REQUIREMENT: Only a number is required: how many lines of the material contain the word "icon"?

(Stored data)

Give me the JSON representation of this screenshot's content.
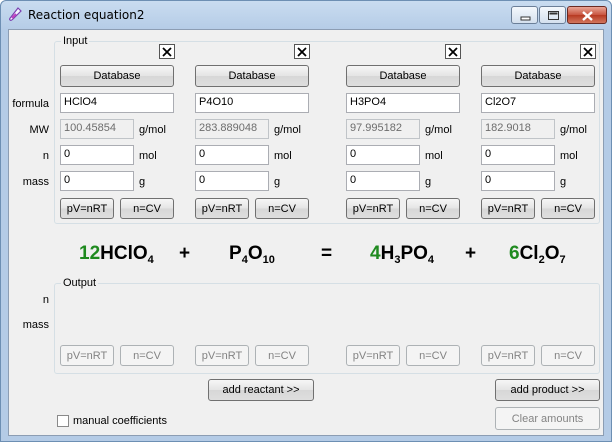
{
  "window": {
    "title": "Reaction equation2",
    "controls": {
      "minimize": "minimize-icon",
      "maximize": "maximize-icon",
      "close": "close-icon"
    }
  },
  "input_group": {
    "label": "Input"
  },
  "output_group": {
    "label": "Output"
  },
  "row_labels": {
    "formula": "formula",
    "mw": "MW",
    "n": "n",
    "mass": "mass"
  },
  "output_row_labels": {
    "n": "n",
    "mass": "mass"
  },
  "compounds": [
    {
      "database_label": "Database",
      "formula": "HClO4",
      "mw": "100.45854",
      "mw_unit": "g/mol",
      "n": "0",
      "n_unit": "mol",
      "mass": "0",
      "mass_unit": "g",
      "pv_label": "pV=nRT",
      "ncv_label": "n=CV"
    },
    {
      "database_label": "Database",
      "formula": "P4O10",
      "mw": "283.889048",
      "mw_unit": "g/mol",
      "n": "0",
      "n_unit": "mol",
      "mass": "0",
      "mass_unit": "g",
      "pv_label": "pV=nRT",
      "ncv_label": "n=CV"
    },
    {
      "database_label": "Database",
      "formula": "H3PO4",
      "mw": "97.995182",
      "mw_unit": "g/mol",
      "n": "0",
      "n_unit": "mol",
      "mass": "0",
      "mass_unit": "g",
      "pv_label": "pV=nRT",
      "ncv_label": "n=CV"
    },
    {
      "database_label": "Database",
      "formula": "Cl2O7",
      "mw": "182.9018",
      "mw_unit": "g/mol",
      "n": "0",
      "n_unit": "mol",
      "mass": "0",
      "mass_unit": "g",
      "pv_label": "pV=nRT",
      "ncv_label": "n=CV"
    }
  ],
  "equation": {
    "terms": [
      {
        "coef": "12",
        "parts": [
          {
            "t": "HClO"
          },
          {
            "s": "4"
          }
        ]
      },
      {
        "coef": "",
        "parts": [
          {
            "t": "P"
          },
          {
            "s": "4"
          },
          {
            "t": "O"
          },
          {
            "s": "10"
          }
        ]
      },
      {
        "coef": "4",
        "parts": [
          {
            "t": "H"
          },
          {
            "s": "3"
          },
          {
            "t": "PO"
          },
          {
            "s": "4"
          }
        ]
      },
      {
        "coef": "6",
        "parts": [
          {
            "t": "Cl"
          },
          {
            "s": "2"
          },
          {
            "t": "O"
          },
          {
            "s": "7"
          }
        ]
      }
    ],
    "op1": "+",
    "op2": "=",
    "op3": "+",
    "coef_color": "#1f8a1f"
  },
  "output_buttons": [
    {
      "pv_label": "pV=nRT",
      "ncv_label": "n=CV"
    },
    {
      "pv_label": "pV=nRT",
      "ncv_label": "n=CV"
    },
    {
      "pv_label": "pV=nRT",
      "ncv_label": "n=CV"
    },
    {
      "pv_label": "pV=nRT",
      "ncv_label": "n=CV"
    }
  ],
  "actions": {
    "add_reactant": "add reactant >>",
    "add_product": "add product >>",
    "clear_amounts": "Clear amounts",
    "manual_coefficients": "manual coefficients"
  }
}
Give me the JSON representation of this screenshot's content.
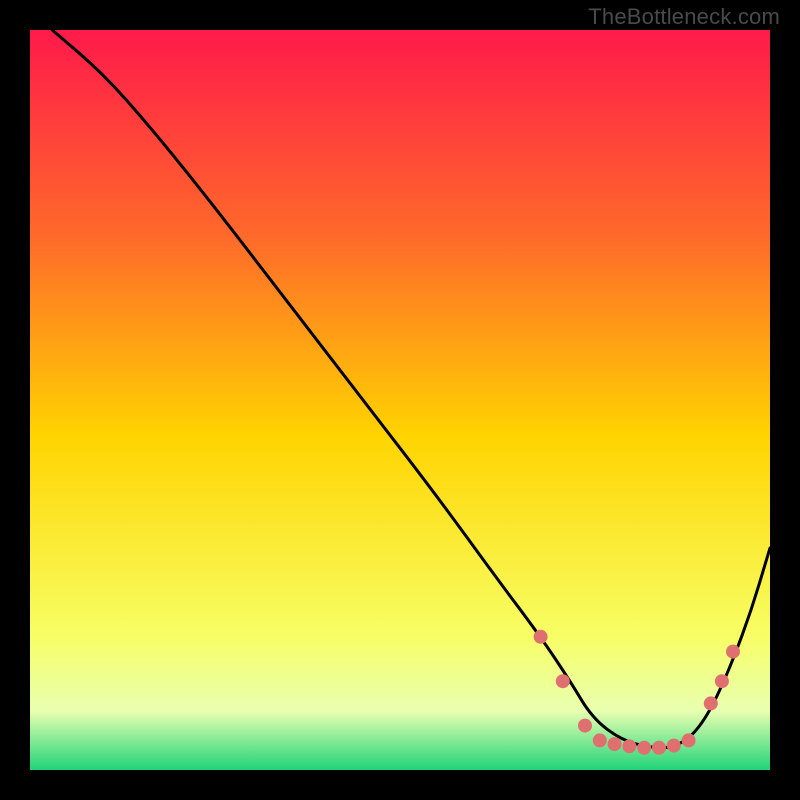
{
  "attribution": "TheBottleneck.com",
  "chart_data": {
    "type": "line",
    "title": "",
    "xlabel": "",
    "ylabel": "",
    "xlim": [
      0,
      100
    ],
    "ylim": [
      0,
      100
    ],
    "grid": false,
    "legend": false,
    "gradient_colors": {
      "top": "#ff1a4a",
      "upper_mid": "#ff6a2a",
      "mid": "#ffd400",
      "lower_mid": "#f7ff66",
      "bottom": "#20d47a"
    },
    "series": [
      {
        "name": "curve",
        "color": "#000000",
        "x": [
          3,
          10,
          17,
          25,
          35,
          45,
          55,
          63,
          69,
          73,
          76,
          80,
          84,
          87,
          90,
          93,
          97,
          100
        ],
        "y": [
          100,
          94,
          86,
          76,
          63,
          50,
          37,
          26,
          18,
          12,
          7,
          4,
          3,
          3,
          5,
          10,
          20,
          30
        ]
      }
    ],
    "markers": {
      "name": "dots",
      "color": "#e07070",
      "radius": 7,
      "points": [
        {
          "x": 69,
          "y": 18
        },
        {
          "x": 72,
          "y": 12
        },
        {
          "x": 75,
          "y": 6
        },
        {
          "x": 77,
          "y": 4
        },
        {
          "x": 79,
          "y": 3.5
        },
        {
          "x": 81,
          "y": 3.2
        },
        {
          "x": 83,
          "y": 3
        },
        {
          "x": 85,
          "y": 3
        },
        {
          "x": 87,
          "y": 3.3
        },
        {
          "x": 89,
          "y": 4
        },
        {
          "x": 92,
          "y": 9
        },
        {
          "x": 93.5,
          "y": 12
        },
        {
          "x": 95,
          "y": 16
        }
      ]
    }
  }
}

SOLUTION: 3